* [EXERCISE TASK]: What follows is a set of records; restate each one word for word and drop the pictures.

******************************

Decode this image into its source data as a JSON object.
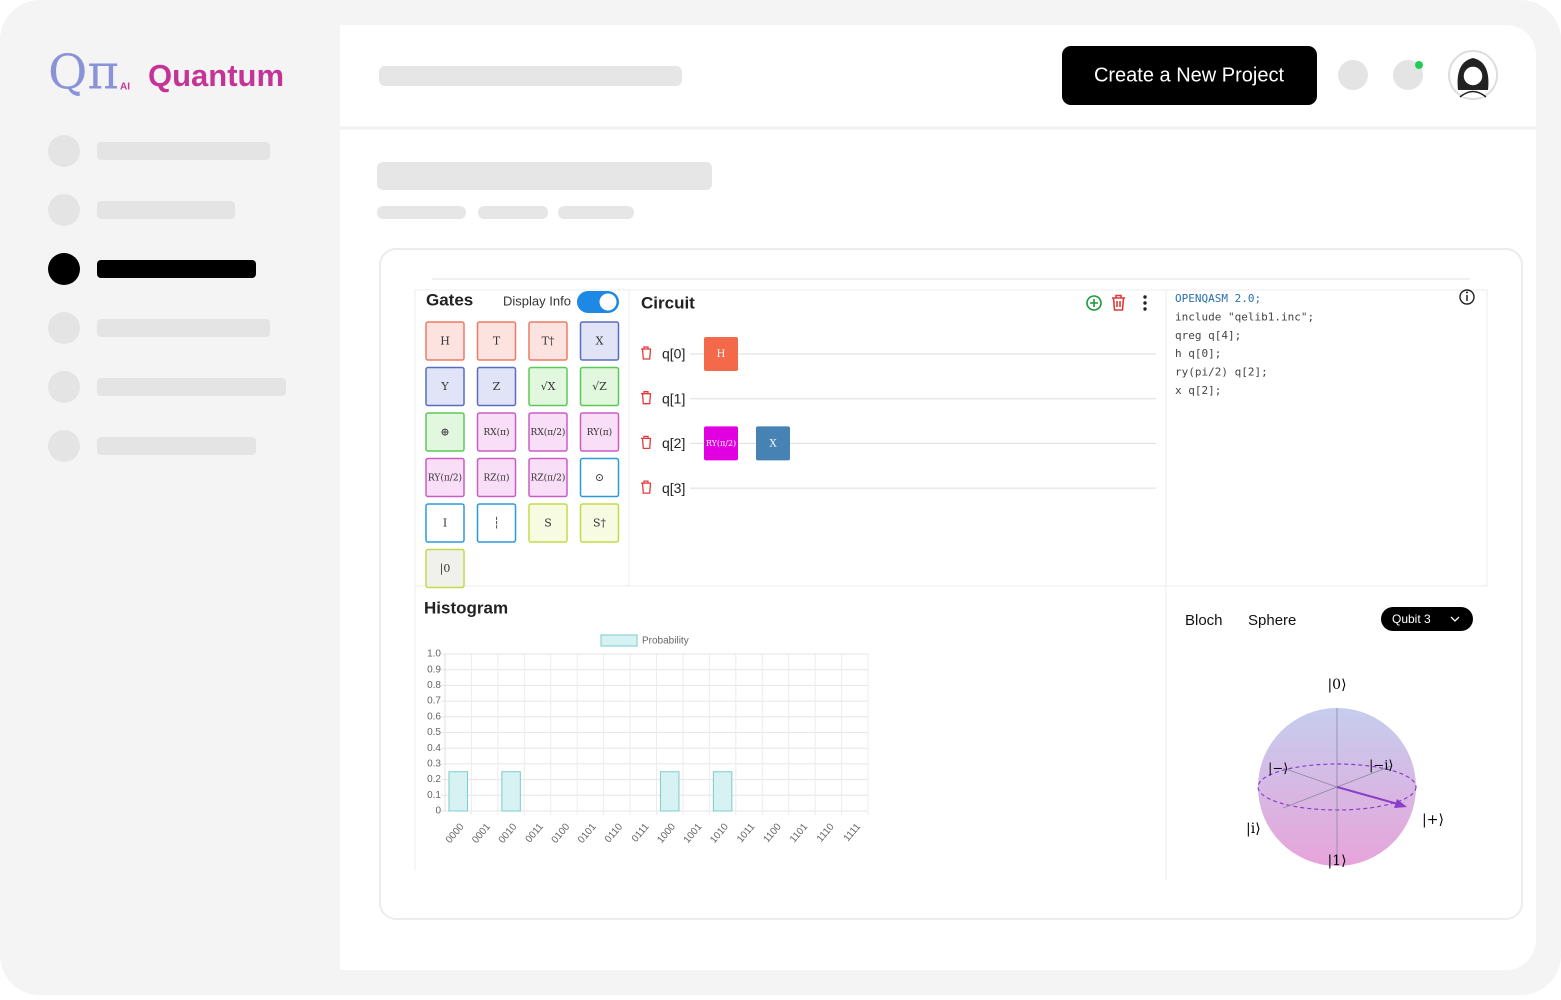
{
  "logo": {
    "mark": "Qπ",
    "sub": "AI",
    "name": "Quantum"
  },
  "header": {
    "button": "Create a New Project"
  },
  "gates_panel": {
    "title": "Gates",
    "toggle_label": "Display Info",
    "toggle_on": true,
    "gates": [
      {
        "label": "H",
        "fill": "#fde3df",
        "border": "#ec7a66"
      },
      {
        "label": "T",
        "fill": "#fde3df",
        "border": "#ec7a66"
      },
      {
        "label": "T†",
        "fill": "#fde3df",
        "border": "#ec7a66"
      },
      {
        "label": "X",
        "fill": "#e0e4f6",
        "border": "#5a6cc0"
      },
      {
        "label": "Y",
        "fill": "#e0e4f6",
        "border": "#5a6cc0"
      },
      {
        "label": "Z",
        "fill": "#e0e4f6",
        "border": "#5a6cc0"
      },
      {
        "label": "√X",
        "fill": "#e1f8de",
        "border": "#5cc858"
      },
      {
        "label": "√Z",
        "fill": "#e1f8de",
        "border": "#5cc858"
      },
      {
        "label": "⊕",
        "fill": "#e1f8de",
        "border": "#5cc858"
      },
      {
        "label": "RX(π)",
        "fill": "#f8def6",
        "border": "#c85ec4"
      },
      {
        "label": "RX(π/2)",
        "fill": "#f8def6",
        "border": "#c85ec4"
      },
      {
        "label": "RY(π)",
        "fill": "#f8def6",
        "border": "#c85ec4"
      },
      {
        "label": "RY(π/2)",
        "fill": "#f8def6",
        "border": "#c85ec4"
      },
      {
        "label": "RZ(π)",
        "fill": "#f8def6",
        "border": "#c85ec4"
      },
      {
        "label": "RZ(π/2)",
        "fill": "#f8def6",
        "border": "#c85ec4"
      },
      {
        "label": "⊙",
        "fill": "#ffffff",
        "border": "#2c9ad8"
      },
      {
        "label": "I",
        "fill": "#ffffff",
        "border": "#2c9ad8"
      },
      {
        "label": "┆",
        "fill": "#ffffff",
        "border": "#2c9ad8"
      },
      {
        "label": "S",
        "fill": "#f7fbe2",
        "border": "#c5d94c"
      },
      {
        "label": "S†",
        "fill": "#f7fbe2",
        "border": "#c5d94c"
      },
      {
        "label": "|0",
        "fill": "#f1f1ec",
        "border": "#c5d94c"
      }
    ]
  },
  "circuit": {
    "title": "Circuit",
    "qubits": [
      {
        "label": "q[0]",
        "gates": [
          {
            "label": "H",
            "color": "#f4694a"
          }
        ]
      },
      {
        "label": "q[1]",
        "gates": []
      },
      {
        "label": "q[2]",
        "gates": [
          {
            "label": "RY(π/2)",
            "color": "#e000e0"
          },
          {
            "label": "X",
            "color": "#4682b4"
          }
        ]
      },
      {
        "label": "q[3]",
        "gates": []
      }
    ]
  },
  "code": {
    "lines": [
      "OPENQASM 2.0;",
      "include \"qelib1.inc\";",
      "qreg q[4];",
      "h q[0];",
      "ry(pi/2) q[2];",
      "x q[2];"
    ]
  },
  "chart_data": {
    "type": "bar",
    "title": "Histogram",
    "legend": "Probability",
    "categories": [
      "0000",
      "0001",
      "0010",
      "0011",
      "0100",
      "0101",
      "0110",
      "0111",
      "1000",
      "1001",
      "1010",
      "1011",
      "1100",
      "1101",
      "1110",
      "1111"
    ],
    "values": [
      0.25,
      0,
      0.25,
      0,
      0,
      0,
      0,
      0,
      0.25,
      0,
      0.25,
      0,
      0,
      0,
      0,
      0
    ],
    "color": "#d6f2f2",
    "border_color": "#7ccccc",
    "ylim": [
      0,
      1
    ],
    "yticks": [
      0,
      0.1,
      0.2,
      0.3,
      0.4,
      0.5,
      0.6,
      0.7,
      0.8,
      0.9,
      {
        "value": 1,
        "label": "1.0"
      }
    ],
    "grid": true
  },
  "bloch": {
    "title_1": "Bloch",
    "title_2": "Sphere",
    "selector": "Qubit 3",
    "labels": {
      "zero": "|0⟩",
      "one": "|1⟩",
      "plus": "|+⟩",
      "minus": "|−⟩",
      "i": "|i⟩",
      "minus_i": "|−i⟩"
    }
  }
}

******************************

* [WRITTEN RESPONSE]:
Decode this image into its source data as a JSON object.
{
  "logo": {
    "mark": "Qπ",
    "sub": "AI",
    "name": "Quantum"
  },
  "header": {
    "button": "Create a New Project"
  },
  "gates_panel": {
    "title": "Gates",
    "toggle_label": "Display Info",
    "toggle_on": true,
    "gates": [
      {
        "label": "H",
        "fill": "#fde3df",
        "border": "#ec7a66"
      },
      {
        "label": "T",
        "fill": "#fde3df",
        "border": "#ec7a66"
      },
      {
        "label": "T†",
        "fill": "#fde3df",
        "border": "#ec7a66"
      },
      {
        "label": "X",
        "fill": "#e0e4f6",
        "border": "#5a6cc0"
      },
      {
        "label": "Y",
        "fill": "#e0e4f6",
        "border": "#5a6cc0"
      },
      {
        "label": "Z",
        "fill": "#e0e4f6",
        "border": "#5a6cc0"
      },
      {
        "label": "√X",
        "fill": "#e1f8de",
        "border": "#5cc858"
      },
      {
        "label": "√Z",
        "fill": "#e1f8de",
        "border": "#5cc858"
      },
      {
        "label": "⊕",
        "fill": "#e1f8de",
        "border": "#5cc858"
      },
      {
        "label": "RX(π)",
        "fill": "#f8def6",
        "border": "#c85ec4"
      },
      {
        "label": "RX(π/2)",
        "fill": "#f8def6",
        "border": "#c85ec4"
      },
      {
        "label": "RY(π)",
        "fill": "#f8def6",
        "border": "#c85ec4"
      },
      {
        "label": "RY(π/2)",
        "fill": "#f8def6",
        "border": "#c85ec4"
      },
      {
        "label": "RZ(π)",
        "fill": "#f8def6",
        "border": "#c85ec4"
      },
      {
        "label": "RZ(π/2)",
        "fill": "#f8def6",
        "border": "#c85ec4"
      },
      {
        "label": "⊙",
        "fill": "#ffffff",
        "border": "#2c9ad8"
      },
      {
        "label": "I",
        "fill": "#ffffff",
        "border": "#2c9ad8"
      },
      {
        "label": "┆",
        "fill": "#ffffff",
        "border": "#2c9ad8"
      },
      {
        "label": "S",
        "fill": "#f7fbe2",
        "border": "#c5d94c"
      },
      {
        "label": "S†",
        "fill": "#f7fbe2",
        "border": "#c5d94c"
      },
      {
        "label": "|0",
        "fill": "#f1f1ec",
        "border": "#c5d94c"
      }
    ]
  },
  "circuit": {
    "title": "Circuit",
    "qubits": [
      {
        "label": "q[0]",
        "gates": [
          {
            "label": "H",
            "color": "#f4694a"
          }
        ]
      },
      {
        "label": "q[1]",
        "gates": []
      },
      {
        "label": "q[2]",
        "gates": [
          {
            "label": "RY(π/2)",
            "color": "#e000e0"
          },
          {
            "label": "X",
            "color": "#4682b4"
          }
        ]
      },
      {
        "label": "q[3]",
        "gates": []
      }
    ]
  },
  "code": {
    "lines": [
      "OPENQASM 2.0;",
      "include \"qelib1.inc\";",
      "qreg q[4];",
      "h q[0];",
      "ry(pi/2) q[2];",
      "x q[2];"
    ]
  },
  "chart_data": {
    "type": "bar",
    "title": "Histogram",
    "legend": "Probability",
    "categories": [
      "0000",
      "0001",
      "0010",
      "0011",
      "0100",
      "0101",
      "0110",
      "0111",
      "1000",
      "1001",
      "1010",
      "1011",
      "1100",
      "1101",
      "1110",
      "1111"
    ],
    "values": [
      0.25,
      0,
      0.25,
      0,
      0,
      0,
      0,
      0,
      0.25,
      0,
      0.25,
      0,
      0,
      0,
      0,
      0
    ],
    "color": "#d6f2f2",
    "border_color": "#7ccccc",
    "ylim": [
      0,
      1
    ],
    "yticks": [
      0,
      0.1,
      0.2,
      0.3,
      0.4,
      0.5,
      0.6,
      0.7,
      0.8,
      0.9,
      {
        "value": 1,
        "label": "1.0"
      }
    ],
    "grid": true
  },
  "bloch": {
    "title_1": "Bloch",
    "title_2": "Sphere",
    "selector": "Qubit 3",
    "labels": {
      "zero": "|0⟩",
      "one": "|1⟩",
      "plus": "|+⟩",
      "minus": "|−⟩",
      "i": "|i⟩",
      "minus_i": "|−i⟩"
    }
  }
}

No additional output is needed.